_Written instruction_
Extract every line of the material that holds the string "screens".

_Recorded information_
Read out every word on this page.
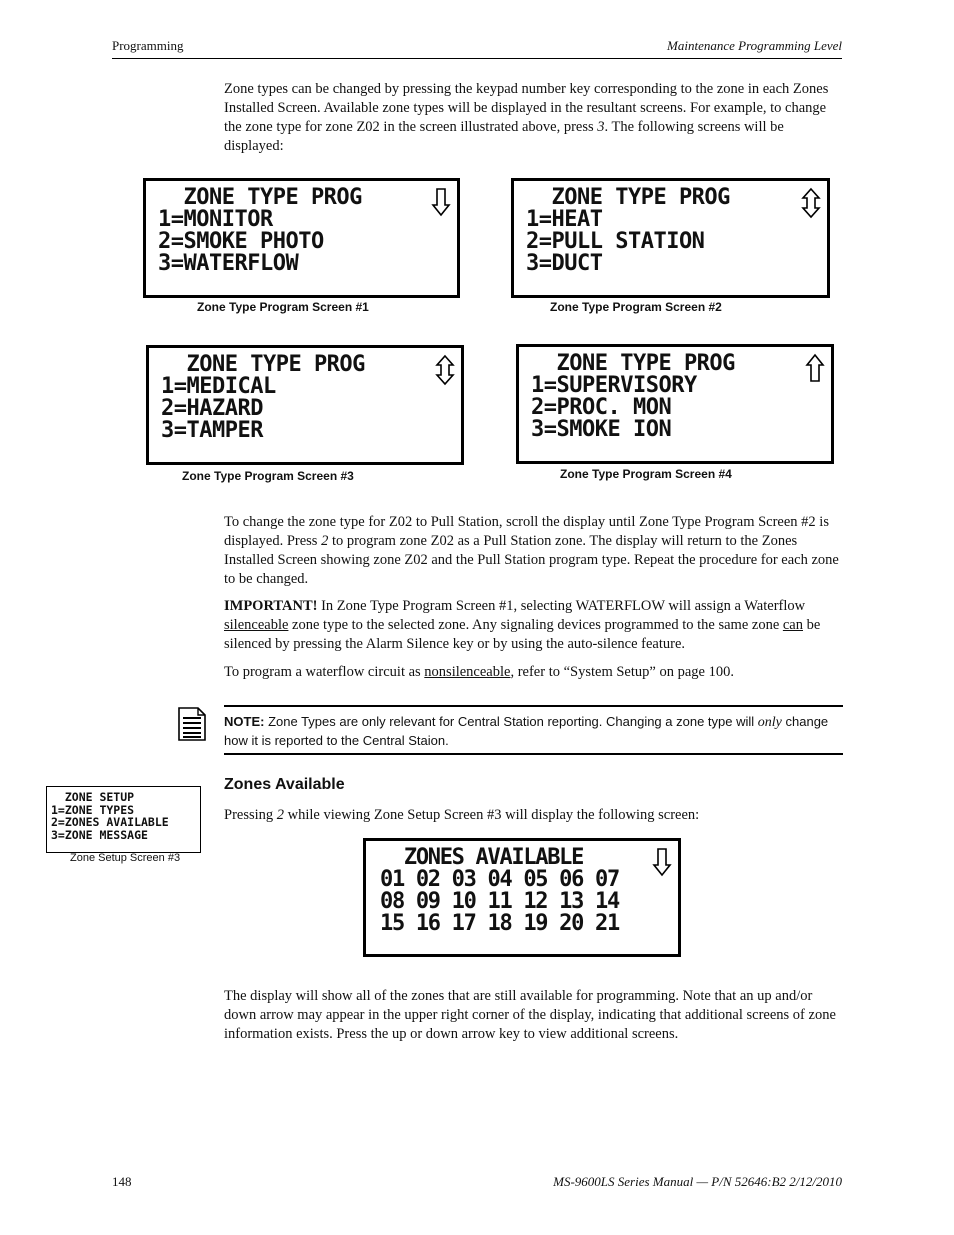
Programming	Maintenance Programming Level

Zone types can be changed by pressing the keypad number key corresponding to the zone in each Zones Installed Screen. Available zone types will be displayed in the resultant screens. For example, to change the zone type for zone Z02 in the screen illustrated above, press 3. The following screens will be displayed:

ZONE TYPE PROG
1=MONITOR
2=SMOKE PHOTO
3=WATERFLOW
Zone Type Program Screen #1
ZONE TYPE PROG
1=HEAT
2=PULL STATION
3=DUCT
Zone Type Program Screen #2
ZONE TYPE PROG
1=MEDICAL
2=HAZARD
3=TAMPER
Zone Type Program Screen #3
ZONE TYPE PROG
1=SUPERVISORY
2=PROC. MON
3=SMOKE ION
Zone Type Program Screen #4

To change the zone type for Z02 to Pull Station, scroll the display until Zone Type Program Screen #2 is displayed. Press 2 to program zone Z02 as a Pull Station zone. The display will return to the Zones Installed Screen showing zone Z02 and the Pull Station program type. Repeat the procedure for each zone to be changed.

IMPORTANT! In Zone Type Program Screen #1, selecting WATERFLOW will assign a Waterflow silenceable zone type to the selected zone. Any signaling devices programmed to the same zone can be silenced by pressing the Alarm Silence key or by using the auto-silence feature.

To program a waterflow circuit as nonsilenceable, refer to “System Setup” on page 100.

NOTE: Zone Types are only relevant for Central Station reporting. Changing a zone type will only change how it is reported to the Central Staion.
ZONE SETUP
1=ZONE TYPES
2=ZONES AVAILABLE
3=ZONE MESSAGE
Zone Setup Screen #3
Zones Available

Pressing 2 while viewing Zone Setup Screen #3 will display the following screen:

ZONES AVAILABLE
01 02 03 04 05 06 07
08 09 10 11 12 13 14
15 16 17 18 19 20 21

The display will show all of the zones that are still available for programming. Note that an up and/or down arrow may appear in the upper right corner of the display, indicating that additional screens of zone information exists. Press the up or down arrow key to view additional screens.

148	MS-9600LS Series Manual — P/N 52646:B2 2/12/2010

_Written answer_
Zone types can be changed by pressing the keypad number key corresponding to the zone in each Zones Installed Screen. Available zone types will be displayed in the resultant screens. For example, to change the zone type for zone Z02 in the screen illustrated above, press 3. The following screens will be displayed:
The display will show all of the zones that are still available for programming. Note that an up and/or down arrow may appear in the upper right corner of the display, indicating that additional screens of zone information exists. Press the up or down arrow key to view additional screens.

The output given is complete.